**Do this**: The listing below is to be output in its exact form.

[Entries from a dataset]
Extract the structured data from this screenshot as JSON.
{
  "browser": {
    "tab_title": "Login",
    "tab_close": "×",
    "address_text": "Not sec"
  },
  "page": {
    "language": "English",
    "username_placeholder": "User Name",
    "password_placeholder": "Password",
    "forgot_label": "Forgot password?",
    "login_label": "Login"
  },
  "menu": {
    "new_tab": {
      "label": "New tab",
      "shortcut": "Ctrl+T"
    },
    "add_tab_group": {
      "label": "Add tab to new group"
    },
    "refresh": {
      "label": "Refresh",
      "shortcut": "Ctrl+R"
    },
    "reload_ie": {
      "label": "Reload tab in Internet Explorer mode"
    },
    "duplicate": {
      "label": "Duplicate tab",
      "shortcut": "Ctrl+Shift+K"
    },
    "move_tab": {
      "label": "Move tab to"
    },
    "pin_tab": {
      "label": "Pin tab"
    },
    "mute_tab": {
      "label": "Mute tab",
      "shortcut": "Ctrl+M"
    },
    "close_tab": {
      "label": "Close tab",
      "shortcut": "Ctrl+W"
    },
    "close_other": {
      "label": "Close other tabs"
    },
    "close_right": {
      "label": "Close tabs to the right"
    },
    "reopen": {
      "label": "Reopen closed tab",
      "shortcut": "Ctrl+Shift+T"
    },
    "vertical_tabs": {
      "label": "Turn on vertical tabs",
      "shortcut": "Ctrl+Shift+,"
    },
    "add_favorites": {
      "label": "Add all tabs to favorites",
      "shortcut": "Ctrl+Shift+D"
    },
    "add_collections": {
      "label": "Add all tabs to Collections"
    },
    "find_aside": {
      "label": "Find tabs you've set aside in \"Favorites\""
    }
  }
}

**Correct output**:
Extract the structured data from this screenshot as JSON.
{
  "browser": {
    "tab_title": "Login",
    "tab_close": "×",
    "address_text": "Not sec"
  },
  "page": {
    "language": "English",
    "username_placeholder": "User Name",
    "password_placeholder": "Password",
    "forgot_label": "Forgot password?",
    "login_label": "Login"
  },
  "menu": {
    "new_tab": {
      "label": "New tab",
      "shortcut": "Ctrl+T"
    },
    "add_tab_group": {
      "label": "Add tab to new group"
    },
    "refresh": {
      "label": "Refresh",
      "shortcut": "Ctrl+R"
    },
    "reload_ie": {
      "label": "Reload tab in Internet Explorer mode"
    },
    "duplicate": {
      "label": "Duplicate tab",
      "shortcut": "Ctrl+Shift+K"
    },
    "move_tab": {
      "label": "Move tab to"
    },
    "pin_tab": {
      "label": "Pin tab"
    },
    "mute_tab": {
      "label": "Mute tab",
      "shortcut": "Ctrl+M"
    },
    "close_tab": {
      "label": "Close tab",
      "shortcut": "Ctrl+W"
    },
    "close_other": {
      "label": "Close other tabs"
    },
    "close_right": {
      "label": "Close tabs to the right"
    },
    "reopen": {
      "label": "Reopen closed tab",
      "shortcut": "Ctrl+Shift+T"
    },
    "vertical_tabs": {
      "label": "Turn on vertical tabs",
      "shortcut": "Ctrl+Shift+,"
    },
    "add_favorites": {
      "label": "Add all tabs to favorites",
      "shortcut": "Ctrl+Shift+D"
    },
    "add_collections": {
      "label": "Add all tabs to Collections"
    },
    "find_aside": {
      "label": "Find tabs you've set aside in \"Favorites\""
    }
  }
}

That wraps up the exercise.